• Prompt: Return, unchanged, every line of the data from the first one through the line containing "y-tick-label: 1000 bbox=[61, 366, 91, 382]".

• Annotations of page elements:
>> Begin

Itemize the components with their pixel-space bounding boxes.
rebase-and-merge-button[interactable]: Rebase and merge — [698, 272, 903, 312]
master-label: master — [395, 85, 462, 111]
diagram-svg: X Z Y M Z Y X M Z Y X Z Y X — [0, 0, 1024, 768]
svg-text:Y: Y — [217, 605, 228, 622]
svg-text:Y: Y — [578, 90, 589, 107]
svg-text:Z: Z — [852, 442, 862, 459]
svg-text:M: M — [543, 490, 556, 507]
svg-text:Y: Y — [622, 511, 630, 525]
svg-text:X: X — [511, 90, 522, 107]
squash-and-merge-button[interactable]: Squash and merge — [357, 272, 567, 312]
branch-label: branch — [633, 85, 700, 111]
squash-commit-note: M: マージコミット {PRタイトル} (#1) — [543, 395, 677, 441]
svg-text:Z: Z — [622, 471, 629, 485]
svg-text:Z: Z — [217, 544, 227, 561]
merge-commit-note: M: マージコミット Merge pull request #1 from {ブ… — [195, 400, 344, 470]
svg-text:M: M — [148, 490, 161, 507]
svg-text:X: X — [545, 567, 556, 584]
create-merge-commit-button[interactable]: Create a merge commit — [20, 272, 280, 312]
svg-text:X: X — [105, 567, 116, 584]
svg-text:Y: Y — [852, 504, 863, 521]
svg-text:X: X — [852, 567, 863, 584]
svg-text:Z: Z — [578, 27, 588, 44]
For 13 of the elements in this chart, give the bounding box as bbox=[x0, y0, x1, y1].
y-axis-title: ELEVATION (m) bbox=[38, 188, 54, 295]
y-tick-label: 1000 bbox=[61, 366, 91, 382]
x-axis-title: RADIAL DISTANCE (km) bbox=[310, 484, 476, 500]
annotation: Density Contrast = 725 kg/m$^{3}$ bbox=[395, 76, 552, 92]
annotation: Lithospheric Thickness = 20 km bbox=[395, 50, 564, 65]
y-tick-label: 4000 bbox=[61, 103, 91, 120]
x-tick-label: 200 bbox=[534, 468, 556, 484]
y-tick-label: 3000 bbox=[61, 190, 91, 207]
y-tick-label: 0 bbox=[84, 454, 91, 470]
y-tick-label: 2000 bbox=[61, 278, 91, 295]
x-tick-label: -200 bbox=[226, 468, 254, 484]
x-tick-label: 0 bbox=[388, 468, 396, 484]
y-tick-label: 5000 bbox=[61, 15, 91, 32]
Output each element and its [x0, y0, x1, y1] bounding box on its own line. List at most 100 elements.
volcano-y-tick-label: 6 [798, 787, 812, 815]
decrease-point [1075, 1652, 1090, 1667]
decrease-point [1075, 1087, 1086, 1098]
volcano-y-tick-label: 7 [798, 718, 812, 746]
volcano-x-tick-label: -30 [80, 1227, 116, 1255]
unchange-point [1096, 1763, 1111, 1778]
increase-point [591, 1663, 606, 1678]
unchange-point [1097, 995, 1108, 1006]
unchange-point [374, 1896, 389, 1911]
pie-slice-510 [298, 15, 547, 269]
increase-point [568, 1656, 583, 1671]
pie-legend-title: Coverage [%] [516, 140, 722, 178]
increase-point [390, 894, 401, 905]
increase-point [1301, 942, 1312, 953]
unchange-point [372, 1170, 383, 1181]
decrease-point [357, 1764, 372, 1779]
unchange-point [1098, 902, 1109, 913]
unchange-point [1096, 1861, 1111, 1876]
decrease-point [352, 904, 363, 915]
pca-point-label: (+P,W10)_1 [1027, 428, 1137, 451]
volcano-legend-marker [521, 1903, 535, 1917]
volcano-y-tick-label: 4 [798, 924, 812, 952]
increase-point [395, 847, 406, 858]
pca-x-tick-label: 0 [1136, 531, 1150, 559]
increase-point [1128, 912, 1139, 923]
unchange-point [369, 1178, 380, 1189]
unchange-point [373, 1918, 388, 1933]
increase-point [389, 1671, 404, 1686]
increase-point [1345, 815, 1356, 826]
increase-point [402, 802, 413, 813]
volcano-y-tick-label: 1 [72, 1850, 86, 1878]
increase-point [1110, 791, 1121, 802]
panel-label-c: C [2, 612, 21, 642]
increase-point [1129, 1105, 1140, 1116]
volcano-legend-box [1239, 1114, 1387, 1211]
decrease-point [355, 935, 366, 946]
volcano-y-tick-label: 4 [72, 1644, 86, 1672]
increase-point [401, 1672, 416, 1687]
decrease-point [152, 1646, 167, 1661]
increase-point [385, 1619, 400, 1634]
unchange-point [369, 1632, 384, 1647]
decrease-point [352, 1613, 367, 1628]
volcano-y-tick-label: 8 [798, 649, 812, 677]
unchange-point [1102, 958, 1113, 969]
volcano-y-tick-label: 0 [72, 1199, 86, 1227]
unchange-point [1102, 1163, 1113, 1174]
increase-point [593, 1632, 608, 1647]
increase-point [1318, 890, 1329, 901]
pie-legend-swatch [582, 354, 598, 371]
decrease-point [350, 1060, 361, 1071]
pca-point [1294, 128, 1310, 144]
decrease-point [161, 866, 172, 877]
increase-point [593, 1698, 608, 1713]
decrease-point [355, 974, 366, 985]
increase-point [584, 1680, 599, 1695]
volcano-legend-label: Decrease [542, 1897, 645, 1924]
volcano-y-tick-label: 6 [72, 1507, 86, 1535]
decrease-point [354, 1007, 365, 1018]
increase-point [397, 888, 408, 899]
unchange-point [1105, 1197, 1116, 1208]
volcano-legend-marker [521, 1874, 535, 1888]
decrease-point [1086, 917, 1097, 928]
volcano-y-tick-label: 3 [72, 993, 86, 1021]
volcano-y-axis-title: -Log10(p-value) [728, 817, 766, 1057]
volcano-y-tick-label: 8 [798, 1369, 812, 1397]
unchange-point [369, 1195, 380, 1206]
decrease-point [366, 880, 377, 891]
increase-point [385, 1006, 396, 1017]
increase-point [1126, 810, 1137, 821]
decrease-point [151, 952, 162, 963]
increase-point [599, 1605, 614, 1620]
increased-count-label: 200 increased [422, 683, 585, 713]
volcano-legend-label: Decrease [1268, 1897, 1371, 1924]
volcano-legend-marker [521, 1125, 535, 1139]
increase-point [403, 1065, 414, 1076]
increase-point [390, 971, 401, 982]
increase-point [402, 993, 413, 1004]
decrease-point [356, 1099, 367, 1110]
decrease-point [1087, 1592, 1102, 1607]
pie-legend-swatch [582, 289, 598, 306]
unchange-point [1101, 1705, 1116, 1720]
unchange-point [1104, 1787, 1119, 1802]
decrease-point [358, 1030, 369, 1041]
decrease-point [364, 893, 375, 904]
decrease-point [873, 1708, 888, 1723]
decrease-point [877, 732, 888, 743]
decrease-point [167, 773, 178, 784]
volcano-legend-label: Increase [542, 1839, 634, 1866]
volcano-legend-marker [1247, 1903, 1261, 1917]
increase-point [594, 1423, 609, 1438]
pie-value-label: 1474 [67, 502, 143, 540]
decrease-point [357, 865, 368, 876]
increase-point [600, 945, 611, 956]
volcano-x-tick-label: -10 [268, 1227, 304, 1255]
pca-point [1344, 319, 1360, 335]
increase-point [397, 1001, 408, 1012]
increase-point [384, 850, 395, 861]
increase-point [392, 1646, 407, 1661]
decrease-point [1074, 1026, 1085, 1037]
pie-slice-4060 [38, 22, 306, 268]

>> End

• Task response:
Itemize the components with their pixel-space bounding boxes.
rebase-and-merge-button[interactable]: Rebase and merge — [698, 272, 903, 312]
master-label: master — [395, 85, 462, 111]
diagram-svg: X Z Y M Z Y X M Z Y X Z Y X — [0, 0, 1024, 768]
svg-text:Y: Y — [217, 605, 228, 622]
svg-text:Y: Y — [578, 90, 589, 107]
svg-text:Z: Z — [852, 442, 862, 459]
svg-text:M: M — [543, 490, 556, 507]
svg-text:Y: Y — [622, 511, 630, 525]
svg-text:X: X — [511, 90, 522, 107]
squash-and-merge-button[interactable]: Squash and merge — [357, 272, 567, 312]
branch-label: branch — [633, 85, 700, 111]
squash-commit-note: M: マージコミット {PRタイトル} (#1) — [543, 395, 677, 441]
svg-text:Z: Z — [622, 471, 629, 485]
svg-text:Z: Z — [217, 544, 227, 561]
merge-commit-note: M: マージコミット Merge pull request #1 from {ブ… — [195, 400, 344, 470]
svg-text:M: M — [148, 490, 161, 507]
svg-text:X: X — [545, 567, 556, 584]
create-merge-commit-button[interactable]: Create a merge commit — [20, 272, 280, 312]
svg-text:X: X — [105, 567, 116, 584]
svg-text:Y: Y — [852, 504, 863, 521]
svg-text:X: X — [852, 567, 863, 584]
svg-text:Z: Z — [578, 27, 588, 44]
For 13 of the elements in this chart, give the bounding box as bbox=[x0, y0, x1, y1].
y-axis-title: ELEVATION (m) bbox=[38, 188, 54, 295]
y-tick-label: 1000 bbox=[61, 366, 91, 382]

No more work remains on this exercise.